_What is required_
Tally up the lines carrying the string "plays" and respond with only the resulting number.

Collection entries
....

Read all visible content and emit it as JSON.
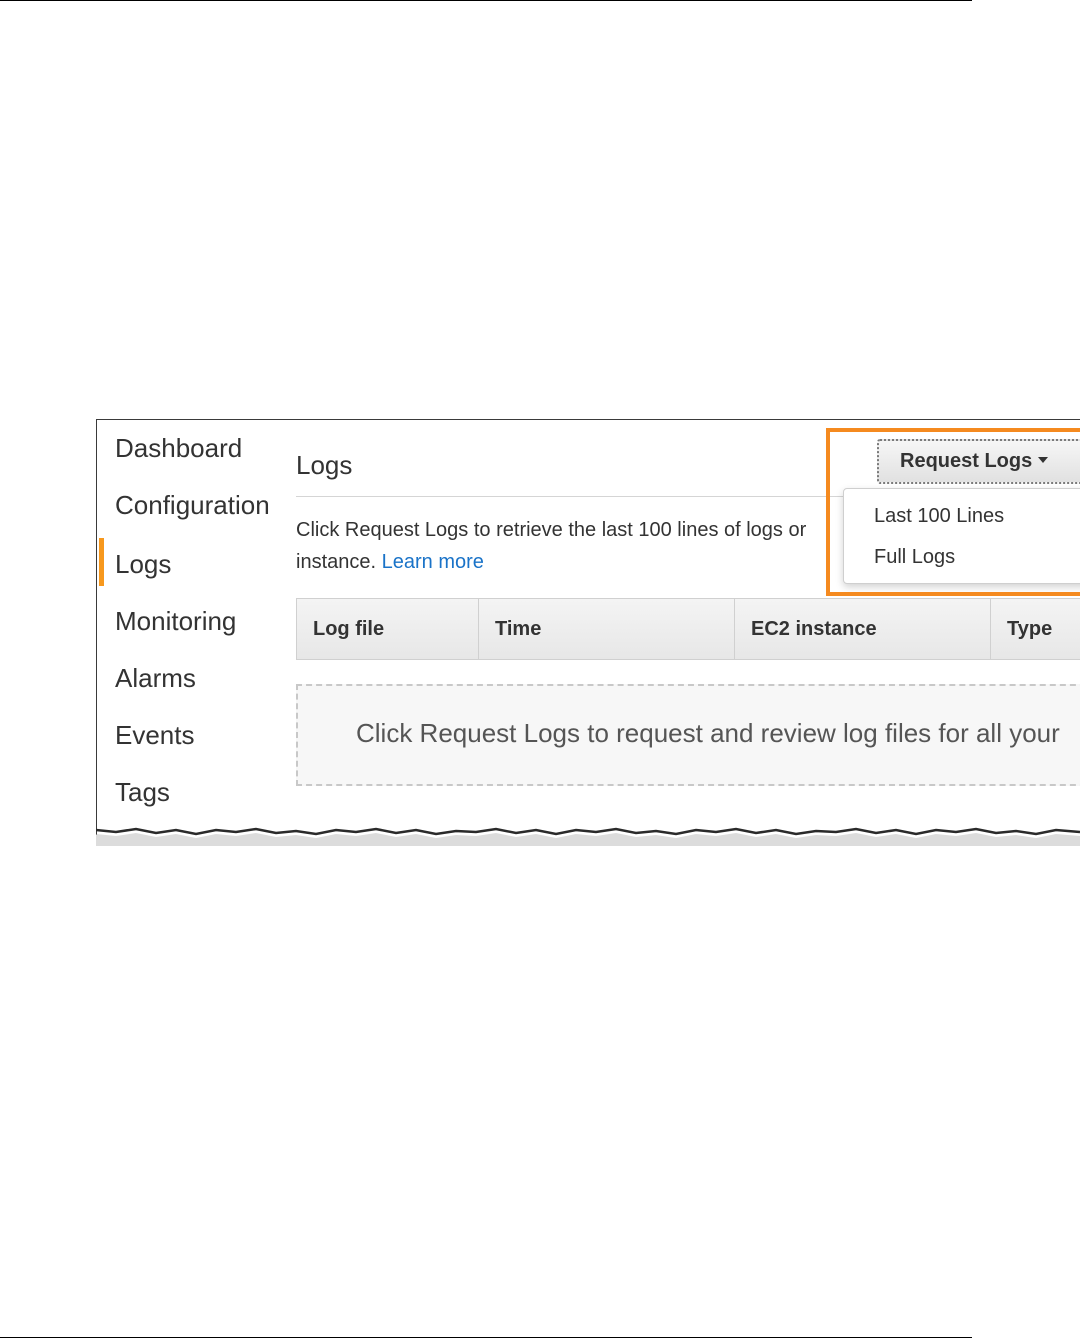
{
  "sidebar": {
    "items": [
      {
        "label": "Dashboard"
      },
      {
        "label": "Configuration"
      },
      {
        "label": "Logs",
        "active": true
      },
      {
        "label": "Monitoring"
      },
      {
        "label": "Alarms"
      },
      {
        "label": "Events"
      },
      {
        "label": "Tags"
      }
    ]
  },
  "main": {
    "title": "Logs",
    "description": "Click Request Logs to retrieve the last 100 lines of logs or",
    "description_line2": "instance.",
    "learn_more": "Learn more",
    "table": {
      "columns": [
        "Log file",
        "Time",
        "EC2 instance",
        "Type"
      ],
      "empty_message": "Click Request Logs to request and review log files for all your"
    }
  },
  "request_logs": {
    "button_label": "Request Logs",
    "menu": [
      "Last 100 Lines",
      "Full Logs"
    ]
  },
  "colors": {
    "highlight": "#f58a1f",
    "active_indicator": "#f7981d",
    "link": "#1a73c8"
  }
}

....

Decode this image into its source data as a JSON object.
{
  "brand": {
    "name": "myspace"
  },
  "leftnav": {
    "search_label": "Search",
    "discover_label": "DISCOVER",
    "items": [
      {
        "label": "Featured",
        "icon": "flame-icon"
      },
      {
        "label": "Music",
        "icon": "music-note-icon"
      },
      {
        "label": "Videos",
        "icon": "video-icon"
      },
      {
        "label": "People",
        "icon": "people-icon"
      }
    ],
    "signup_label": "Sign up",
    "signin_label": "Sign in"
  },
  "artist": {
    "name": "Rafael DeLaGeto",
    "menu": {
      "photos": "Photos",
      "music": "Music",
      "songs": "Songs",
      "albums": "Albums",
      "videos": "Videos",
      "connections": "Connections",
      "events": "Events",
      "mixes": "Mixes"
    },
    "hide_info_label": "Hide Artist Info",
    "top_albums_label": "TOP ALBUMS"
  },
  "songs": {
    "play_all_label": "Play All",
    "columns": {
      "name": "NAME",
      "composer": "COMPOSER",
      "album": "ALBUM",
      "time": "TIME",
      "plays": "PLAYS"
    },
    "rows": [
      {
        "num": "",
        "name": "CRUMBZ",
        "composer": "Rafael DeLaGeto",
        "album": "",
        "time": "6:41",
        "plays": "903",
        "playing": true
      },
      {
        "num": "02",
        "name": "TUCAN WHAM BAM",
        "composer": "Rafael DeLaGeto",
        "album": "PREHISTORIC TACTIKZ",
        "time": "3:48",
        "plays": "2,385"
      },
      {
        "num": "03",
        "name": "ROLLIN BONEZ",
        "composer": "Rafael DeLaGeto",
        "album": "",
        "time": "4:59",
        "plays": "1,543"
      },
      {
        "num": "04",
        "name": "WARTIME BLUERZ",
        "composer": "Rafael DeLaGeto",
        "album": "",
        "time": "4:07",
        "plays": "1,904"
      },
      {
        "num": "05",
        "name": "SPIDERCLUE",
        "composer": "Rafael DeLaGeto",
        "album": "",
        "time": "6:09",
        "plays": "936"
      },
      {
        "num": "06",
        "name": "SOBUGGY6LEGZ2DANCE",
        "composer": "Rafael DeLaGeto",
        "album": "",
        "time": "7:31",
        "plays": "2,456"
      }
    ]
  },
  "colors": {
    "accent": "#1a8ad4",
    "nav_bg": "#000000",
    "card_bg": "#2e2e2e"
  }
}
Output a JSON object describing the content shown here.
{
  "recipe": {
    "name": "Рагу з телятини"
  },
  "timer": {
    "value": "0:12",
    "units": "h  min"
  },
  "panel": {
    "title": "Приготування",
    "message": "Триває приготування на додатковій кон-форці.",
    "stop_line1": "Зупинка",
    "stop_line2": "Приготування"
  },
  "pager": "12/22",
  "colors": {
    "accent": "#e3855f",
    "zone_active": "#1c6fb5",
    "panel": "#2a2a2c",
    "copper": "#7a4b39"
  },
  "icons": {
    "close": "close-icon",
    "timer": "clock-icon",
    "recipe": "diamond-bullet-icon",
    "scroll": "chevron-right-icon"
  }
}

....

_Solution_
7